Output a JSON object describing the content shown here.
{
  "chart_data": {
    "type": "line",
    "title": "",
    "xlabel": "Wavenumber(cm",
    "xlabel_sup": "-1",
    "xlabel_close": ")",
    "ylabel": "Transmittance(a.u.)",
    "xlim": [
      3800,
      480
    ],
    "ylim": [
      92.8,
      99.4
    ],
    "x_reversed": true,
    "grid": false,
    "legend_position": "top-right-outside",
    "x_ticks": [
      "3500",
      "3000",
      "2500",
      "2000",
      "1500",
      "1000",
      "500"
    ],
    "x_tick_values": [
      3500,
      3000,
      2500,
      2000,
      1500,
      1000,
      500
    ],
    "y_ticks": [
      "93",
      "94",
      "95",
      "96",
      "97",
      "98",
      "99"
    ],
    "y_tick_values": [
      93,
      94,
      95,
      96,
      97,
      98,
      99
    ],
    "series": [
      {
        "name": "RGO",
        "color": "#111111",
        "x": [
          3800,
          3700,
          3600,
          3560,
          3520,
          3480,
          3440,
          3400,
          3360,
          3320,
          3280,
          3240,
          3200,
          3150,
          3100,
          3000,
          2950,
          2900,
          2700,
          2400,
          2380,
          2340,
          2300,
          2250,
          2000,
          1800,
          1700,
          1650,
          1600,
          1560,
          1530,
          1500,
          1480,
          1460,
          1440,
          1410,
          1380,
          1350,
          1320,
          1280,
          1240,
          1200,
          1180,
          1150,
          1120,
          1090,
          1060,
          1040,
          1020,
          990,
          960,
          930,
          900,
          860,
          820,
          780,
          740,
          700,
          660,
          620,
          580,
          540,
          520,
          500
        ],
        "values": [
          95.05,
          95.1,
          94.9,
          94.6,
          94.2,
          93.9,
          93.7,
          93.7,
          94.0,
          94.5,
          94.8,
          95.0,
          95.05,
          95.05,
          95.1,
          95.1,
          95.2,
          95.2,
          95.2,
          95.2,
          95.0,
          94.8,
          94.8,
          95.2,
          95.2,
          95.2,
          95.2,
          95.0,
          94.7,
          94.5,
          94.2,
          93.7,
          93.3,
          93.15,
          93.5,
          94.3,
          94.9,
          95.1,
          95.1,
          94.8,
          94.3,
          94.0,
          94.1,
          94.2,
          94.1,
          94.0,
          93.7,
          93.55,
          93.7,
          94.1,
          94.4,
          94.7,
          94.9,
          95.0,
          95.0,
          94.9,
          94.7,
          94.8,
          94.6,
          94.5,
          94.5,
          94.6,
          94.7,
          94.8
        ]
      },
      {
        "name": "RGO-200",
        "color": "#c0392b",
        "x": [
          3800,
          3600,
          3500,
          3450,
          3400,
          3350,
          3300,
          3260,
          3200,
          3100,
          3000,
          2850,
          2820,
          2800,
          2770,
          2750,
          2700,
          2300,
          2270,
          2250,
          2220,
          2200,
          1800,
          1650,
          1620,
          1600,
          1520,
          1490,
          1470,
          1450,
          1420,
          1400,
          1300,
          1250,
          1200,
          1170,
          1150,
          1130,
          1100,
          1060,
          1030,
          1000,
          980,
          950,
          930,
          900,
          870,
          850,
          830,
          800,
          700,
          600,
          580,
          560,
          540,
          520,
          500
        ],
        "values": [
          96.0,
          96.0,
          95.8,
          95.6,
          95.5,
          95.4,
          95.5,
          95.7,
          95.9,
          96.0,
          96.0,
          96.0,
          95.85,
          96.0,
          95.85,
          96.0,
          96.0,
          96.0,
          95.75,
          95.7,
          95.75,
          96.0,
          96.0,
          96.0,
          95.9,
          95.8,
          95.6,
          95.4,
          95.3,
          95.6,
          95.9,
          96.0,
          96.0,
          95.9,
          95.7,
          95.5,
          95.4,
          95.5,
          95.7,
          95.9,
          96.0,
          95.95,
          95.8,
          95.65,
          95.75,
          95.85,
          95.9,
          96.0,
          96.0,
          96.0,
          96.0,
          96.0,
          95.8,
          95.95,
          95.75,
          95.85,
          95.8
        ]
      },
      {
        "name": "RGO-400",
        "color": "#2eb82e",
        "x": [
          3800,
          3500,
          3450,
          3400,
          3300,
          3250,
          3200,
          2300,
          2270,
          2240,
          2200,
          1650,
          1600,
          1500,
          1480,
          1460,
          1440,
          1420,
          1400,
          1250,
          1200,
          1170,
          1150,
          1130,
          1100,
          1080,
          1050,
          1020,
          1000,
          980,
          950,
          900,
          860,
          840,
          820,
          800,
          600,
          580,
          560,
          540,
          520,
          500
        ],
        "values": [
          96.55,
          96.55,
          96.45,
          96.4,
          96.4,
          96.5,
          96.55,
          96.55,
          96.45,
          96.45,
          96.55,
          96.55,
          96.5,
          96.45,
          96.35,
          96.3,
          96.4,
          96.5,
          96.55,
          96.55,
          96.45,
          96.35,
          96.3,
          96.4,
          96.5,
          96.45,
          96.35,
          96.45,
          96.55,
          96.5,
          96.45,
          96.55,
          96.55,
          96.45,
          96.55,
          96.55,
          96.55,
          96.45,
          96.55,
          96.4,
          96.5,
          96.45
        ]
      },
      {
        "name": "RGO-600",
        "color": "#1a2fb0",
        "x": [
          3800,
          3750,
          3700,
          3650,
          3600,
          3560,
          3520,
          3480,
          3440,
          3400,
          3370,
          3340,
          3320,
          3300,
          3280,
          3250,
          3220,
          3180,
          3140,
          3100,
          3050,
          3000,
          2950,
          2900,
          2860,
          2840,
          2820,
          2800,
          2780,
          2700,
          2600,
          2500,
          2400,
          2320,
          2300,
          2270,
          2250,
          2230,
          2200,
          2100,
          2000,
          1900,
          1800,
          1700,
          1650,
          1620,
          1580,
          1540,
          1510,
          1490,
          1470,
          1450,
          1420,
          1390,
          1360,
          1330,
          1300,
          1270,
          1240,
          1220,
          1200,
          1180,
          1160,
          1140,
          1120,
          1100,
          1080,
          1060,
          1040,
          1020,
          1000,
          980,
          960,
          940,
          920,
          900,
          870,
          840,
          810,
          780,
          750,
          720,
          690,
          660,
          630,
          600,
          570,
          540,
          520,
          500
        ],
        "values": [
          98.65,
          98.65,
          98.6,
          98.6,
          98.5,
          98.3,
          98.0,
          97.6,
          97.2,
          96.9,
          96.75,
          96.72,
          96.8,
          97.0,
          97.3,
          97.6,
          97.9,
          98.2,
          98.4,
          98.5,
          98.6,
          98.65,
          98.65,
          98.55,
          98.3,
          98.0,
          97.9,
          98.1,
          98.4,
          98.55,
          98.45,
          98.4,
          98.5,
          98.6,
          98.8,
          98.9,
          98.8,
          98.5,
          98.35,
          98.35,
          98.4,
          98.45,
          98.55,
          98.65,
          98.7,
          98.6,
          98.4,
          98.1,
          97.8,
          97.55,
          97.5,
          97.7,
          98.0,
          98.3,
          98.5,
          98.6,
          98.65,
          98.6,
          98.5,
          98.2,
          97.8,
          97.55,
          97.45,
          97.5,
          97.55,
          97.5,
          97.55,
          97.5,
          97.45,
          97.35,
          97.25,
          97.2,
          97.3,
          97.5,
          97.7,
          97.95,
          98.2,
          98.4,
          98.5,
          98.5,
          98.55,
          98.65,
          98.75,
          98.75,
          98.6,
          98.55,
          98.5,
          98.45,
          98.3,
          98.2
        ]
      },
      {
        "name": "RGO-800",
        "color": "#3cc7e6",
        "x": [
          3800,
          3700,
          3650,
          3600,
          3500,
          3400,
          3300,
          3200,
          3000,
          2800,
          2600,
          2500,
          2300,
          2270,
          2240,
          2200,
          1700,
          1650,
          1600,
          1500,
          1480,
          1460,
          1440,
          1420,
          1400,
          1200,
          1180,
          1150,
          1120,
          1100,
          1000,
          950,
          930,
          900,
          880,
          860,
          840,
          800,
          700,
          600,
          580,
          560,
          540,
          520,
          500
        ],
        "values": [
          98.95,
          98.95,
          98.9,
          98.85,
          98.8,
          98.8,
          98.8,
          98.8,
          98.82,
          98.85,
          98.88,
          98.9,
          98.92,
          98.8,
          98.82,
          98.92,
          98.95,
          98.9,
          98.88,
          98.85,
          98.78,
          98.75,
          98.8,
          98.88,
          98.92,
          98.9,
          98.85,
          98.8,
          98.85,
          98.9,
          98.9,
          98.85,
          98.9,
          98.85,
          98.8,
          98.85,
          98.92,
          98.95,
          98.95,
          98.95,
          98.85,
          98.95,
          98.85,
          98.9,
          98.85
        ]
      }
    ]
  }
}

PROBLEM DESCRIPTION: Show every line of the records above that contains the word "color".

FINAL RESULT:
        "color": "#111111",
        "color": "#c0392b",
        "color": "#2eb82e",
        "color": "#1a2fb0",
        "color": "#3cc7e6",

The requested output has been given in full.